▸ Exercise description
Leave out any pictures and transcribe all other data below exactly.
===============
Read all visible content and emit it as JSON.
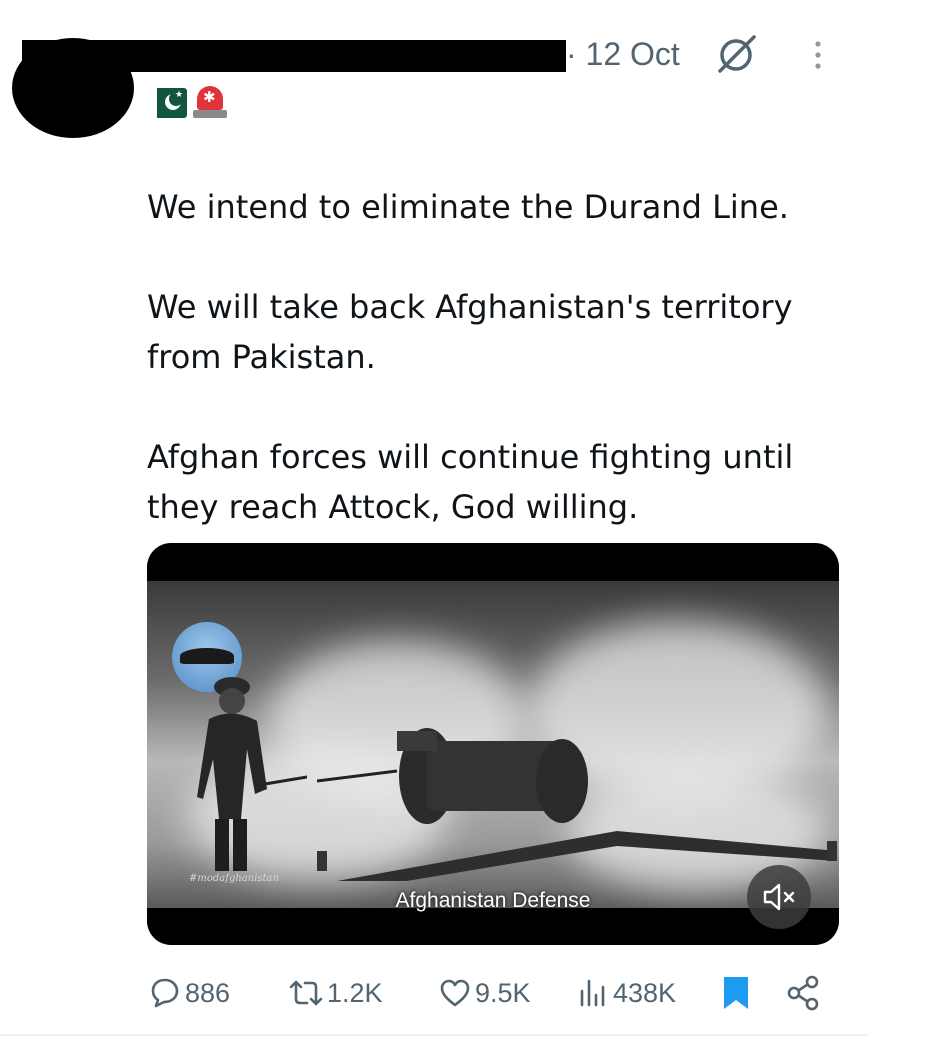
{
  "header": {
    "date": "· 12 Oct",
    "grok_icon": "grok-icon",
    "more_icon": "more-vertical-icon"
  },
  "flags": [
    "pakistan-flag-emoji",
    "rotating-light-emoji"
  ],
  "tweet": {
    "paragraphs": [
      "We intend to eliminate the Durand Line.",
      "We will take back Afghanistan's territory from Pakistan.",
      "Afghan forces will continue fighting until they reach Attock, God willing."
    ]
  },
  "video": {
    "caption": "Afghanistan Defense",
    "watermark": "#modafghanistan",
    "mute_icon": "volume-muted-icon"
  },
  "actions": {
    "replies": "886",
    "reposts": "1.2K",
    "likes": "9.5K",
    "views": "438K",
    "bookmark_color": "#1d9bf0",
    "share_icon": "share-icon"
  }
}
===============
▸ Task response
Read all visible content and emit it as JSON.
{
  "header": {
    "date": "· 12 Oct",
    "grok_icon": "grok-icon",
    "more_icon": "more-vertical-icon"
  },
  "flags": [
    "pakistan-flag-emoji",
    "rotating-light-emoji"
  ],
  "tweet": {
    "paragraphs": [
      "We intend to eliminate the Durand Line.",
      "We will take back Afghanistan's territory from Pakistan.",
      "Afghan forces will continue fighting until they reach Attock, God willing."
    ]
  },
  "video": {
    "caption": "Afghanistan Defense",
    "watermark": "#modafghanistan",
    "mute_icon": "volume-muted-icon"
  },
  "actions": {
    "replies": "886",
    "reposts": "1.2K",
    "likes": "9.5K",
    "views": "438K",
    "bookmark_color": "#1d9bf0",
    "share_icon": "share-icon"
  }
}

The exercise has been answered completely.